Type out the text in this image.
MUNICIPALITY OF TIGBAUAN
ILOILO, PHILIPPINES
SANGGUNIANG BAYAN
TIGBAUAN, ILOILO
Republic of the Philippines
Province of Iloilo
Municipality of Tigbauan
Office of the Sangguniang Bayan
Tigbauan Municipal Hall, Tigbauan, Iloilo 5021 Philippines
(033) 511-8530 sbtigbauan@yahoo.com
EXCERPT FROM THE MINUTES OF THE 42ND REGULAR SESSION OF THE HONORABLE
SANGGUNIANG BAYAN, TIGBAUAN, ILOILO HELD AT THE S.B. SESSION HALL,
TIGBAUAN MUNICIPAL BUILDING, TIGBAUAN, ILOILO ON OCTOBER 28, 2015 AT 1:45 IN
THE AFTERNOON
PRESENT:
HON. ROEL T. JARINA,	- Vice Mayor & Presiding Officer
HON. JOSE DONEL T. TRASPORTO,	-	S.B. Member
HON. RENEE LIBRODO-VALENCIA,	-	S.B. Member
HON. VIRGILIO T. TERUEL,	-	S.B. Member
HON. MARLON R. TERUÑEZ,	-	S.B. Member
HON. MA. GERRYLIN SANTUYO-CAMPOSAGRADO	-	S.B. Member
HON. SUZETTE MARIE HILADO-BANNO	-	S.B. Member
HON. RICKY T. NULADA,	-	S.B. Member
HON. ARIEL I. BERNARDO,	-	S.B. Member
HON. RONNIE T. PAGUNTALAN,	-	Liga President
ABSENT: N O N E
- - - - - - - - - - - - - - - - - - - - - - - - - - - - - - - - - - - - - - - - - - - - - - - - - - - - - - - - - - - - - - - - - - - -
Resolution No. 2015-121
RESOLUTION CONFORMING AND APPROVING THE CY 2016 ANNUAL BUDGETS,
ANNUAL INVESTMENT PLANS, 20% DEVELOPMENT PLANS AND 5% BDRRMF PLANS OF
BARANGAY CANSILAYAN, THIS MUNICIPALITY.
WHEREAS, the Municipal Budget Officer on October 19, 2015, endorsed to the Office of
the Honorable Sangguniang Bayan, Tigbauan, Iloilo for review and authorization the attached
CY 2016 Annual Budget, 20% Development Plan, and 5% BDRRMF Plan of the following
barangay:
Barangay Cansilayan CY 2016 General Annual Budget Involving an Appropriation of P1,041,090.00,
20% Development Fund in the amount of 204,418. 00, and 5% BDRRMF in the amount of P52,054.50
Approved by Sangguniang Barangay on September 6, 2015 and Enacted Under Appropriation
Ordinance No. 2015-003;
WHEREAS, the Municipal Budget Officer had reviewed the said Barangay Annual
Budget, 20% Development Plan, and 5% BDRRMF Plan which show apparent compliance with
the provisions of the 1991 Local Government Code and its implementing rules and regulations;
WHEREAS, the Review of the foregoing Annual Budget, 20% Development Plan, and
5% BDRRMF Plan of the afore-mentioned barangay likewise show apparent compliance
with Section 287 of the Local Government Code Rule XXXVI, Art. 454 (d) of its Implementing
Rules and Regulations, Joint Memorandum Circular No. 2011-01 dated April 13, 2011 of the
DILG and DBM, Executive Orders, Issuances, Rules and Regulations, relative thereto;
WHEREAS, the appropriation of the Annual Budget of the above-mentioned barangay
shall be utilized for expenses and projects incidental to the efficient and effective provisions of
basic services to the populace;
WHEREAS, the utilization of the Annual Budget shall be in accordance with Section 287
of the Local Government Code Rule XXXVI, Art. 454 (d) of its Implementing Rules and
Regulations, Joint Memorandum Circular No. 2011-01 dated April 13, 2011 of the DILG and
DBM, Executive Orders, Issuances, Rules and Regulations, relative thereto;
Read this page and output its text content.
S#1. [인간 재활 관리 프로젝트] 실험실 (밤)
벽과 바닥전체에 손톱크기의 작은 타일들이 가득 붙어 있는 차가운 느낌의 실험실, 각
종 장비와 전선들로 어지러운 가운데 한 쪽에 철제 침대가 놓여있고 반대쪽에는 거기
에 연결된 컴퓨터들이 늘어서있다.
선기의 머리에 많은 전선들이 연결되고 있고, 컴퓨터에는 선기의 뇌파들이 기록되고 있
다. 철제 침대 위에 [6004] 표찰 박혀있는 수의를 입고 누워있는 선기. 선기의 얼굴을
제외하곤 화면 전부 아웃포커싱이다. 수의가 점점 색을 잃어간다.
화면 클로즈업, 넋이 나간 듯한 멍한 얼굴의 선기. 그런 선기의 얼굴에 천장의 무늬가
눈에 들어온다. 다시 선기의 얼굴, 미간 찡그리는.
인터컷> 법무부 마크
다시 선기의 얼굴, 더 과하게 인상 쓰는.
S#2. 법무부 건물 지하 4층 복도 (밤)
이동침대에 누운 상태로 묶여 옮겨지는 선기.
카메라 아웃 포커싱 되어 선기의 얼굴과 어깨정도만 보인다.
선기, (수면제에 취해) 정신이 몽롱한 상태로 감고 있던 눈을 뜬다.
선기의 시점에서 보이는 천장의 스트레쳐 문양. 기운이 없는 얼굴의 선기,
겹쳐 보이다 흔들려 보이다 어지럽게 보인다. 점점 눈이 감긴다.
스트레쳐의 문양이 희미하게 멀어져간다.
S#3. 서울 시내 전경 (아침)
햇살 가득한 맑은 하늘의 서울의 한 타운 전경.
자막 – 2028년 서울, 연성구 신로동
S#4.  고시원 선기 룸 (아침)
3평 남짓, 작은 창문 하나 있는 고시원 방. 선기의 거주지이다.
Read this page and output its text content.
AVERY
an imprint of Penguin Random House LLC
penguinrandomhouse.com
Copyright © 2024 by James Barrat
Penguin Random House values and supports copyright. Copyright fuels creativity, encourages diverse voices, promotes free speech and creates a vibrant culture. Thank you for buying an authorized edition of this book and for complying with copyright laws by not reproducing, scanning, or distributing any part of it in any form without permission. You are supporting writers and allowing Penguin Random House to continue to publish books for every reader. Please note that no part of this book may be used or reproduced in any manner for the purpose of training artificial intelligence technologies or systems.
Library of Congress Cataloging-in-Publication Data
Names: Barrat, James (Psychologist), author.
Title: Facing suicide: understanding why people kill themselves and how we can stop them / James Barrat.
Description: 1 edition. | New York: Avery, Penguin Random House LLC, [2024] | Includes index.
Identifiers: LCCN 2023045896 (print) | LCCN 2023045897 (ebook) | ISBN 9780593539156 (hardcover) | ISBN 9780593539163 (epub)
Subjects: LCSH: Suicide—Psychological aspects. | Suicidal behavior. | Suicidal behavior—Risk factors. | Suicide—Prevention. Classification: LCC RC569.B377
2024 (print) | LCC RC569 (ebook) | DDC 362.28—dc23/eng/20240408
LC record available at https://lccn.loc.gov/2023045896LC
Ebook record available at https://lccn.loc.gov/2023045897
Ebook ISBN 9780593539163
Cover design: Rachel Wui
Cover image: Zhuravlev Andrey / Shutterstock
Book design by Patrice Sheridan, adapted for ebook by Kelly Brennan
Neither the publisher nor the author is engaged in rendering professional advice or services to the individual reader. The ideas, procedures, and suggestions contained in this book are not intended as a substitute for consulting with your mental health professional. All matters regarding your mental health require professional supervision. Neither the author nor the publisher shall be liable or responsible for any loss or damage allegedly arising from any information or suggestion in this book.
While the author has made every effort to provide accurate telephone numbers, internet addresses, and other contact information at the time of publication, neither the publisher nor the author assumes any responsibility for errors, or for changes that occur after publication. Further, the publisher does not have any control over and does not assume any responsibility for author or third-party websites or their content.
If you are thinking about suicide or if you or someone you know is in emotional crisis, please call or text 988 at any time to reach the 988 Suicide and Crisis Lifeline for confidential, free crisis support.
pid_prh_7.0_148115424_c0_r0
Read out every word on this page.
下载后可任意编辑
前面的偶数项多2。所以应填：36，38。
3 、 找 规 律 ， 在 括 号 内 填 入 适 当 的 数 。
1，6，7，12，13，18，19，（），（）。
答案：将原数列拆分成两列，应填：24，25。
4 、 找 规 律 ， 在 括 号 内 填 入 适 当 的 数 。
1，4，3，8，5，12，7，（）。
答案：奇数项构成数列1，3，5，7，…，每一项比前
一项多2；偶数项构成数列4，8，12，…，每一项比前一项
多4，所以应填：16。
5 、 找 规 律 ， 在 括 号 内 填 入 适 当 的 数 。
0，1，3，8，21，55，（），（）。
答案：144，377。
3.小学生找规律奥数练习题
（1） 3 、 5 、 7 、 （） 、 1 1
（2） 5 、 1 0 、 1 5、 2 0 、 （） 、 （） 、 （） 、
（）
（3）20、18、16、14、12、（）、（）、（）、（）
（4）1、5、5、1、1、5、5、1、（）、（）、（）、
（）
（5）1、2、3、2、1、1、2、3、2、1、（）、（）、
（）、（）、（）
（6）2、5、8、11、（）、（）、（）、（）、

+---+

» **PROBLEM**:
Which lines of the material contain the string "Officer"? List each of them.

» **ANSWER TO THE PROBLEM**:
HON. ROEL T. JARINA,	- Vice Mayor & Presiding Officer
WHEREAS, the Municipal Budget Officer on October 19, 2015, endorsed to the Office of
WHEREAS, the Municipal Budget Officer had reviewed the said Barangay Annual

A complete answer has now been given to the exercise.